>> START

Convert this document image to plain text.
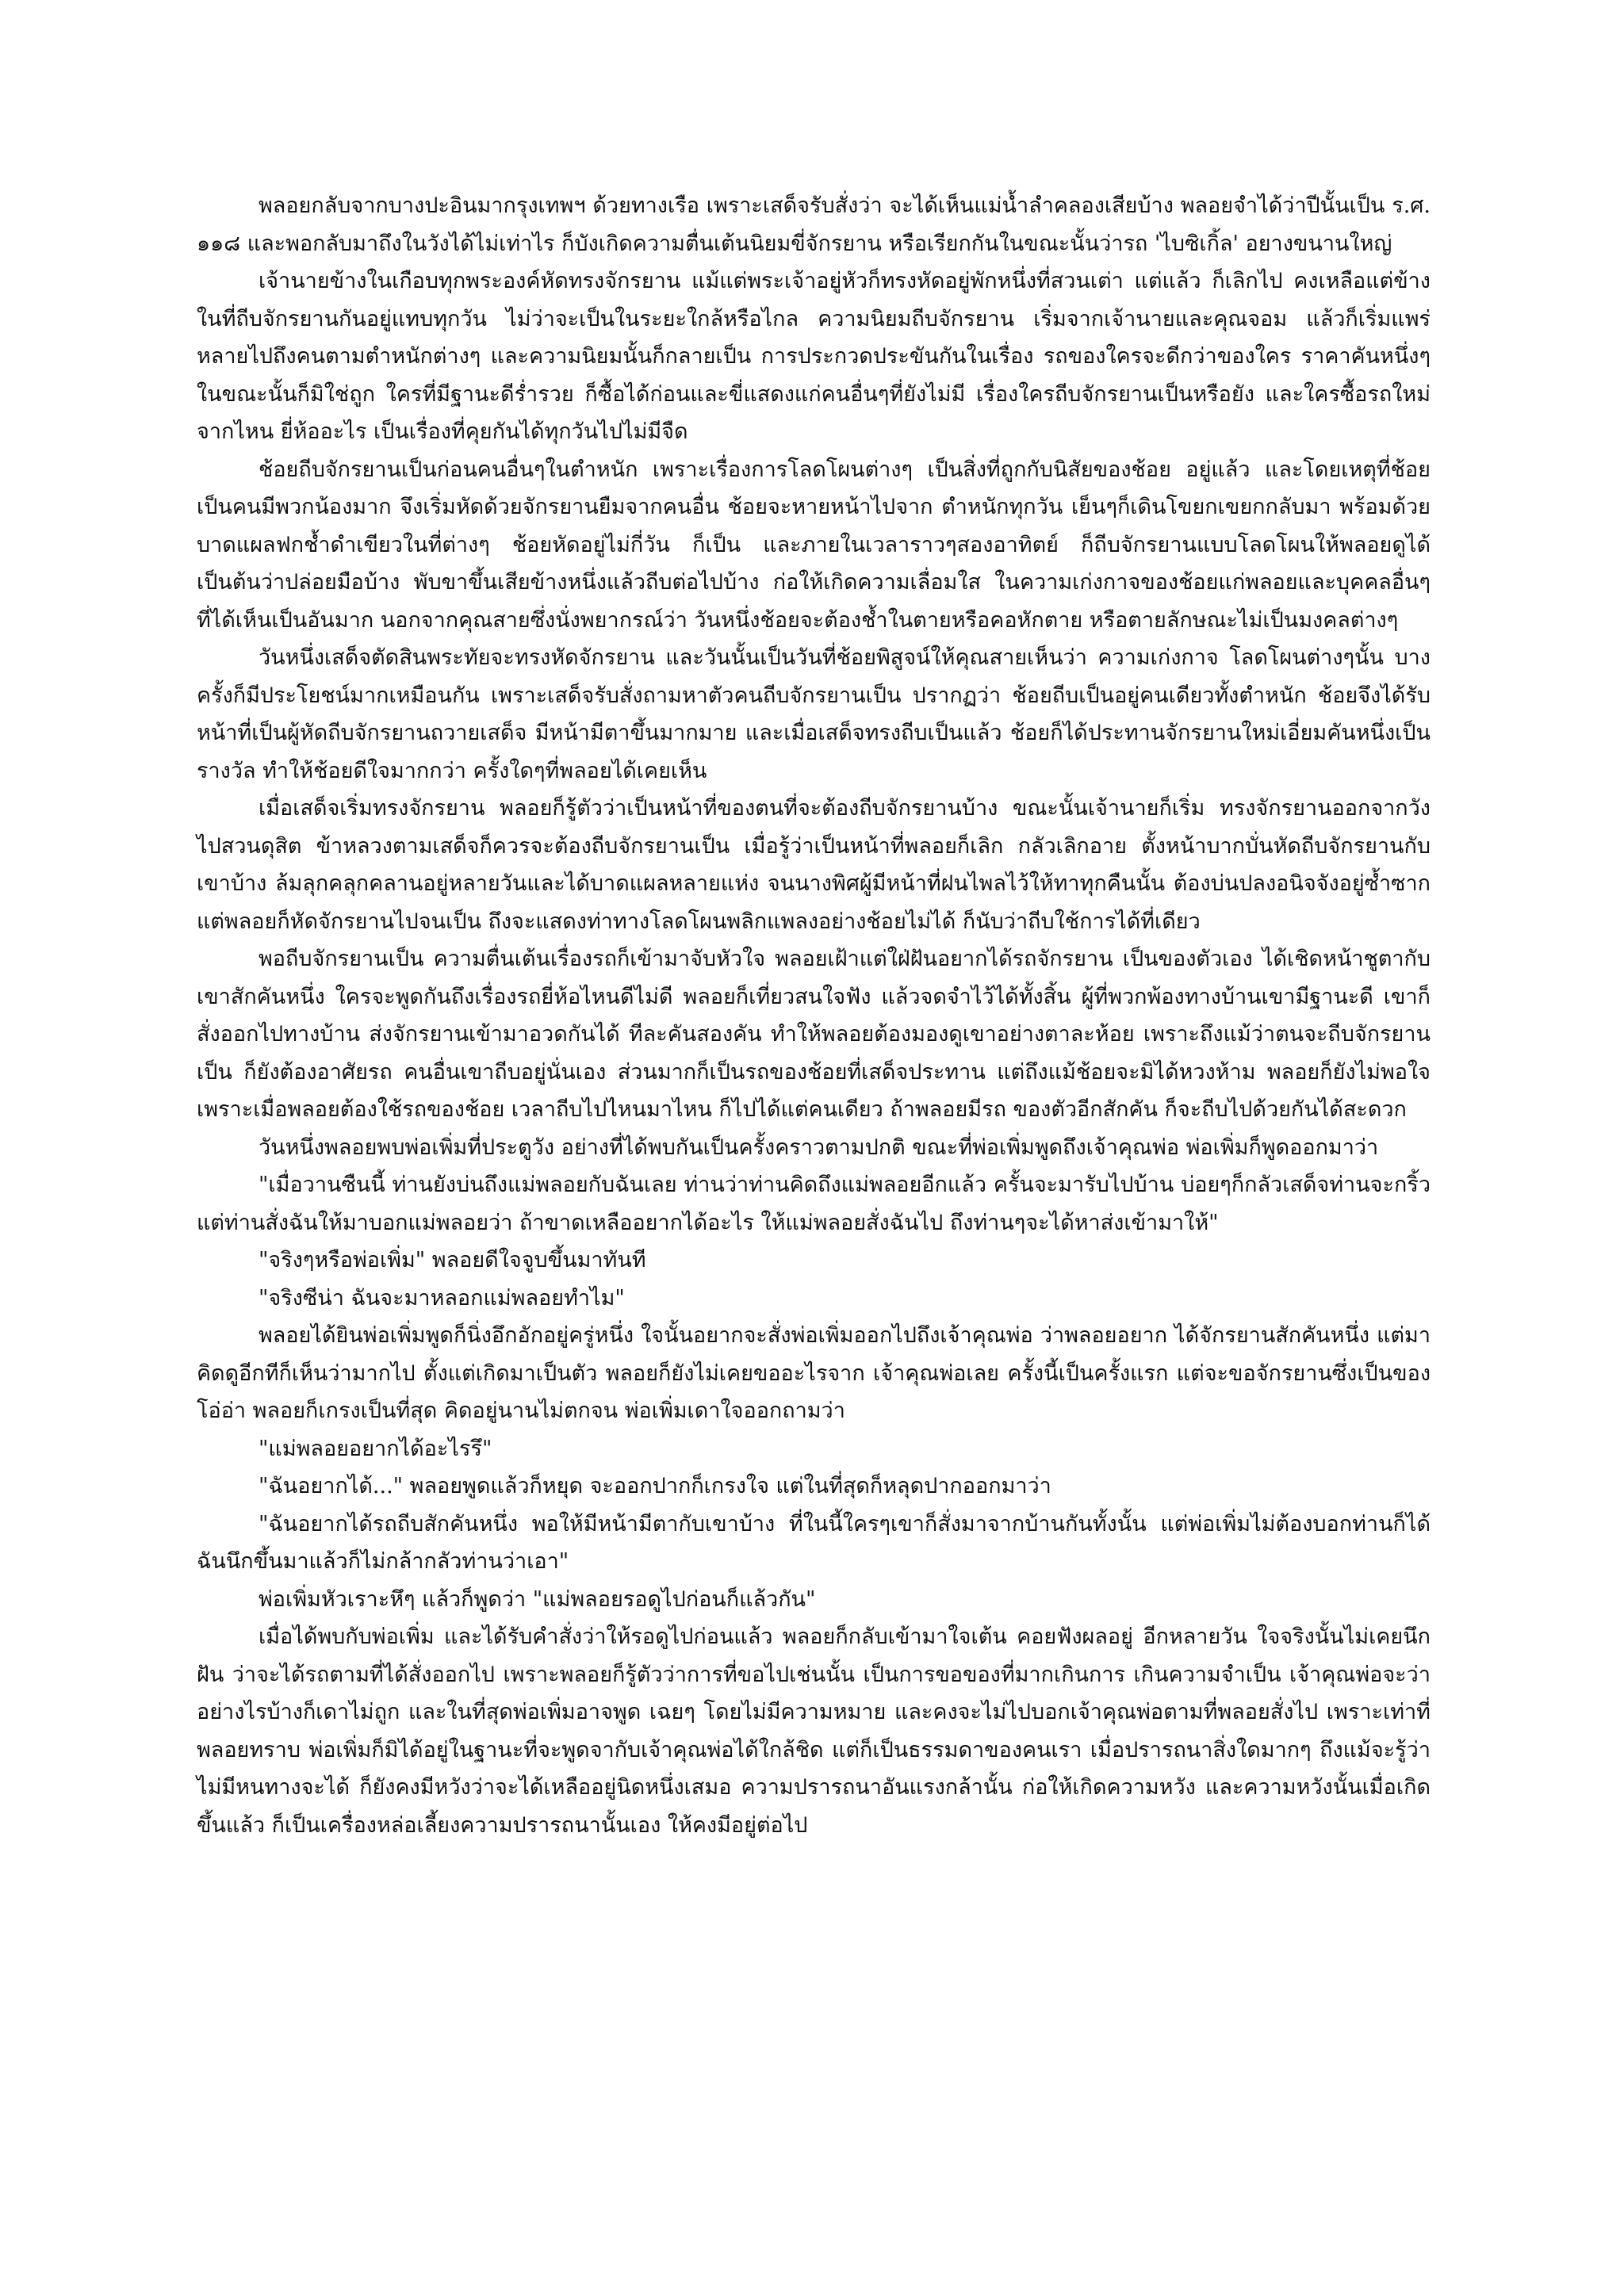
พลอยกลับจากบางปะอินมากรุงเทพฯ ด้วยทางเรือ เพราะเสด็จรับสั่งว่า จะได้เห็นแม่น้ำลำคลองเสียบ้าง พลอยจำได้ว่าปีนั้นเป็น ร.ศ. ๑๑๘ และพอกลับมาถึงในวังได้ไม่เท่าไร ก็บังเกิดความตื่นเต้นนิยมขี่จักรยาน หรือเรียกกันในขณะนั้นว่ารถ 'ไบซิเกิ้ล' อยางขนานใหญ่

เจ้านายข้างในเกือบทุกพระองค์หัดทรงจักรยาน แม้แต่พระเจ้าอยู่หัวก็ทรงหัดอยู่พักหนึ่งที่สวนเต่า แต่แล้ว ก็เลิกไป คงเหลือแต่ข้างในที่ถีบจักรยานกันอยู่แทบทุกวัน ไม่ว่าจะเป็นในระยะใกล้หรือไกล ความนิยมถีบจักรยาน เริ่มจากเจ้านายและคุณจอม แล้วก็เริ่มแพร่หลายไปถึงคนตามตำหนักต่างๆ และความนิยมนั้นก็กลายเป็น การประกวดประขันกันในเรื่อง รถของใครจะดีกว่าของใคร ราคาคันหนึ่งๆในขณะนั้นก็มิใช่ถูก ใครที่มีฐานะดีร่ำรวย ก็ซื้อได้ก่อนและขี่แสดงแก่คนอื่นๆที่ยังไม่มี เรื่องใครถีบจักรยานเป็นหรือยัง และใครซื้อรถใหม่จากไหน ยี่ห้ออะไร เป็นเรื่องที่คุยกันได้ทุกวันไปไม่มีจืด

ช้อยถีบจักรยานเป็นก่อนคนอื่นๆในตำหนัก เพราะเรื่องการโลดโผนต่างๆ เป็นสิ่งที่ถูกกับนิสัยของช้อย อยู่แล้ว และโดยเหตุที่ช้อยเป็นคนมีพวกน้องมาก จึงเริ่มหัดด้วยจักรยานยืมจากคนอื่น ช้อยจะหายหน้าไปจาก ตำหนักทุกวัน เย็นๆก็เดินโขยกเขยกกลับมา พร้อมด้วยบาดแผลฟกช้ำดำเขียวในที่ต่างๆ ช้อยหัดอยู่ไม่กี่วัน ก็เป็น และภายในเวลาราวๆสองอาทิตย์ ก็ถีบจักรยานแบบโลดโผนให้พลอยดูได้ เป็นต้นว่าปล่อยมือบ้าง พับขาขึ้นเสียข้างหนึ่งแล้วถีบต่อไปบ้าง ก่อให้เกิดความเลื่อมใส ในความเก่งกาจของช้อยแก่พลอยและบุคคลอื่นๆ ที่ได้เห็นเป็นอันมาก นอกจากคุณสายซึ่งนั่งพยากรณ์ว่า วันหนึ่งช้อยจะต้องช้ำในตายหรือคอหักตาย หรือตายลักษณะไม่เป็นมงคลต่างๆ

วันหนึ่งเสด็จตัดสินพระทัยจะทรงหัดจักรยาน และวันนั้นเป็นวันที่ช้อยพิสูจน์ให้คุณสายเห็นว่า ความเก่งกาจ โลดโผนต่างๆนั้น บางครั้งก็มีประโยชน์มากเหมือนกัน เพราะเสด็จรับสั่งถามหาตัวคนถีบจักรยานเป็น ปรากฏว่า ช้อยถีบเป็นอยู่คนเดียวทั้งตำหนัก ช้อยจึงได้รับหน้าที่เป็นผู้หัดถีบจักรยานถวายเสด็จ มีหน้ามีตาขึ้นมากมาย และเมื่อเสด็จทรงถีบเป็นแล้ว ช้อยก็ได้ประทานจักรยานใหม่เอี่ยมคันหนึ่งเป็นรางวัล ทำให้ช้อยดีใจมากกว่า ครั้งใดๆที่พลอยได้เคยเห็น

เมื่อเสด็จเริ่มทรงจักรยาน พลอยก็รู้ตัวว่าเป็นหน้าที่ของตนที่จะต้องถีบจักรยานบ้าง ขณะนั้นเจ้านายก็เริ่ม ทรงจักรยานออกจากวังไปสวนดุสิต ข้าหลวงตามเสด็จก็ควรจะต้องถีบจักรยานเป็น เมื่อรู้ว่าเป็นหน้าที่พลอยก็เลิก กลัวเลิกอาย ตั้งหน้าบากบั่นหัดถีบจักรยานกับเขาบ้าง ล้มลุกคลุกคลานอยู่หลายวันและได้บาดแผลหลายแห่ง จนนางพิศผู้มีหน้าที่ฝนไพลไว้ให้ทาทุกคืนนั้น ต้องบ่นปลงอนิจจังอยู่ซ้ำซาก แต่พลอยก็หัดจักรยานไปจนเป็น ถึงจะแสดงท่าทางโลดโผนพลิกแพลงอย่างช้อยไม่ได้ ก็นับว่าถีบใช้การได้ที่เดียว

พอถีบจักรยานเป็น ความตื่นเต้นเรื่องรถก็เข้ามาจับหัวใจ พลอยเฝ้าแต่ใฝ่ฝันอยากได้รถจักรยาน เป็นของตัวเอง ได้เชิดหน้าชูตากับเขาสักคันหนึ่ง ใครจะพูดกันถึงเรื่องรถยี่ห้อไหนดีไม่ดี พลอยก็เที่ยวสนใจฟัง แล้วจดจำไว้ได้ทั้งสิ้น ผู้ที่พวกพ้องทางบ้านเขามีฐานะดี เขาก็สั่งออกไปทางบ้าน ส่งจักรยานเข้ามาอวดกันได้ ทีละคันสองคัน ทำให้พลอยต้องมองดูเขาอย่างตาละห้อย เพราะถึงแม้ว่าตนจะถีบจักรยานเป็น ก็ยังต้องอาศัยรถ คนอื่นเขาถีบอยู่นั่นเอง ส่วนมากก็เป็นรถของช้อยที่เสด็จประทาน แต่ถึงแม้ช้อยจะมิได้หวงห้าม พลอยก็ยังไม่พอใจ เพราะเมื่อพลอยต้องใช้รถของช้อย เวลาถีบไปไหนมาไหน ก็ไปได้แต่คนเดียว ถ้าพลอยมีรถ ของตัวอีกสักคัน ก็จะถีบไปด้วยกันได้สะดวก

วันหนึ่งพลอยพบพ่อเพิ่มที่ประตูวัง อย่างที่ได้พบกันเป็นครั้งคราวตามปกติ ขณะที่พ่อเพิ่มพูดถึงเจ้าคุณพ่อ พ่อเพิ่มก็พูดออกมาว่า

"เมื่อวานซืนนี้ ท่านยังบ่นถึงแม่พลอยกับฉันเลย ท่านว่าท่านคิดถึงแม่พลอยอีกแล้ว ครั้นจะมารับไปบ้าน บ่อยๆก็กลัวเสด็จท่านจะกริ้ว แต่ท่านสั่งฉันให้มาบอกแม่พลอยว่า ถ้าขาดเหลืออยากได้อะไร ให้แม่พลอยสั่งฉันไป ถึงท่านๆจะได้หาส่งเข้ามาให้"

"จริงๆหรือพ่อเพิ่ม" พลอยดีใจจูบขึ้นมาทันที

"จริงซีน่า ฉันจะมาหลอกแม่พลอยทำไม"

พลอยได้ยินพ่อเพิ่มพูดก็นิ่งอึกอักอยู่ครู่หนึ่ง ใจนั้นอยากจะสั่งพ่อเพิ่มออกไปถึงเจ้าคุณพ่อ ว่าพลอยอยาก ได้จักรยานสักคันหนึ่ง แต่มาคิดดูอีกทีก็เห็นว่ามากไป ตั้งแต่เกิดมาเป็นตัว พลอยก็ยังไม่เคยขออะไรจาก เจ้าคุณพ่อเลย ครั้งนี้เป็นครั้งแรก แต่จะขอจักรยานซึ่งเป็นของโอ่อ่า พลอยก็เกรงเป็นที่สุด คิดอยู่นานไม่ตกจน พ่อเพิ่มเดาใจออกถามว่า

"แม่พลอยอยากได้อะไรรึ"

"ฉันอยากได้..." พลอยพูดแล้วก็หยุด จะออกปากก็เกรงใจ แต่ในที่สุดก็หลุดปากออกมาว่า

"ฉันอยากได้รถถีบสักคันหนึ่ง พอให้มีหน้ามีตากับเขาบ้าง ที่ในนี้ใครๆเขาก็สั่งมาจากบ้านกันทั้งนั้น แต่พ่อเพิ่มไม่ต้องบอกท่านก็ได้ ฉันนึกขึ้นมาแล้วก็ไม่กล้ากลัวท่านว่าเอา"

พ่อเพิ่มหัวเราะหึๆ แล้วก็พูดว่า "แม่พลอยรอดูไปก่อนก็แล้วกัน"

เมื่อได้พบกับพ่อเพิ่ม และได้รับคำสั่งว่าให้รอดูไปก่อนแล้ว พลอยก็กลับเข้ามาใจเต้น คอยฟังผลอยู่ อีกหลายวัน ใจจริงนั้นไม่เคยนึกฝัน ว่าจะได้รถตามที่ได้สั่งออกไป เพราะพลอยก็รู้ตัวว่าการที่ขอไปเช่นนั้น เป็นการขอของที่มากเกินการ เกินความจำเป็น เจ้าคุณพ่อจะว่าอย่างไรบ้างก็เดาไม่ถูก และในที่สุดพ่อเพิ่มอาจพูด เฉยๆ โดยไม่มีความหมาย และคงจะไม่ไปบอกเจ้าคุณพ่อตามที่พลอยสั่งไป เพราะเท่าที่พลอยทราบ พ่อเพิ่มก็มิได้อยู่ในฐานะที่จะพูดจากับเจ้าคุณพ่อได้ใกล้ชิด แต่ก็เป็นธรรมดาของคนเรา เมื่อปรารถนาสิ่งใดมากๆ ถึงแม้จะรู้ว่าไม่มีหนทางจะได้ ก็ยังคงมีหวังว่าจะได้เหลืออยู่นิดหนึ่งเสมอ ความปรารถนาอันแรงกล้านั้น ก่อให้เกิดความหวัง และความหวังนั้นเมื่อเกิดขึ้นแล้ว ก็เป็นเครื่องหล่อเลี้ยงความปรารถนานั้นเอง ให้คงมีอยู่ต่อไป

>> END

▶ **What is asked**
Scan the material and collect every line that contains "นเอง".

▶ **Exercise response**
พอถีบจักรยานเป็น ความตื่นเต้นเรื่องรถก็เข้ามาจับหัวใจ พลอยเฝ้าแต่ใฝ่ฝันอยากได้รถจักรยาน เป็นของตัวเอง ได้เชิดหน้าชูตากับเขาสักคันหนึ่ง ใครจะพูดกันถึงเรื่องรถยี่ห้อไหนดีไม่ดี พลอยก็เที่ยวสนใจฟัง แล้วจดจำไว้ได้ทั้งสิ้น ผู้ที่พวกพ้องทางบ้านเขามีฐานะดี เขาก็สั่งออกไปทางบ้าน ส่งจักรยานเข้ามาอวดกันได้ ทีละคันสองคัน ทำให้พลอยต้องมองดูเขาอย่างตาละห้อย เพราะถึงแม้ว่าตนจะถีบจักรยานเป็น ก็ยังต้องอาศัยรถ คนอื่นเขาถีบอยู่นั่นเอง ส่วนมากก็เป็นรถของช้อยที่เสด็จประทาน แต่ถึงแม้ช้อยจะมิได้หวงห้าม พลอยก็ยังไม่พอใจ เพราะเมื่อพลอยต้องใช้รถของช้อย เวลาถีบไปไหนมาไหน ก็ไปได้แต่คนเดียว ถ้าพลอยมีรถ ของตัวอีกสักคัน ก็จะถีบไปด้วยกันได้สะดวก
เมื่อได้พบกับพ่อเพิ่ม และได้รับคำสั่งว่าให้รอดูไปก่อนแล้ว พลอยก็กลับเข้ามาใจเต้น คอยฟังผลอยู่ อีกหลายวัน ใจจริงนั้นไม่เคยนึกฝัน ว่าจะได้รถตามที่ได้สั่งออกไป เพราะพลอยก็รู้ตัวว่าการที่ขอไปเช่นนั้น เป็นการขอของที่มากเกินการ เกินความจำเป็น เจ้าคุณพ่อจะว่าอย่างไรบ้างก็เดาไม่ถูก และในที่สุดพ่อเพิ่มอาจพูด เฉยๆ โดยไม่มีความหมาย และคงจะไม่ไปบอกเจ้าคุณพ่อตามที่พลอยสั่งไป เพราะเท่าที่พลอยทราบ พ่อเพิ่มก็มิได้อยู่ในฐานะที่จะพูดจากับเจ้าคุณพ่อได้ใกล้ชิด แต่ก็เป็นธรรมดาของคนเรา เมื่อปรารถนาสิ่งใดมากๆ ถึงแม้จะรู้ว่าไม่มีหนทางจะได้ ก็ยังคงมีหวังว่าจะได้เหลืออยู่นิดหนึ่งเสมอ ความปรารถนาอันแรงกล้านั้น ก่อให้เกิดความหวัง และความหวังนั้นเมื่อเกิดขึ้นแล้ว ก็เป็นเครื่องหล่อเลี้ยงความปรารถนานั้นเอง ให้คงมีอยู่ต่อไป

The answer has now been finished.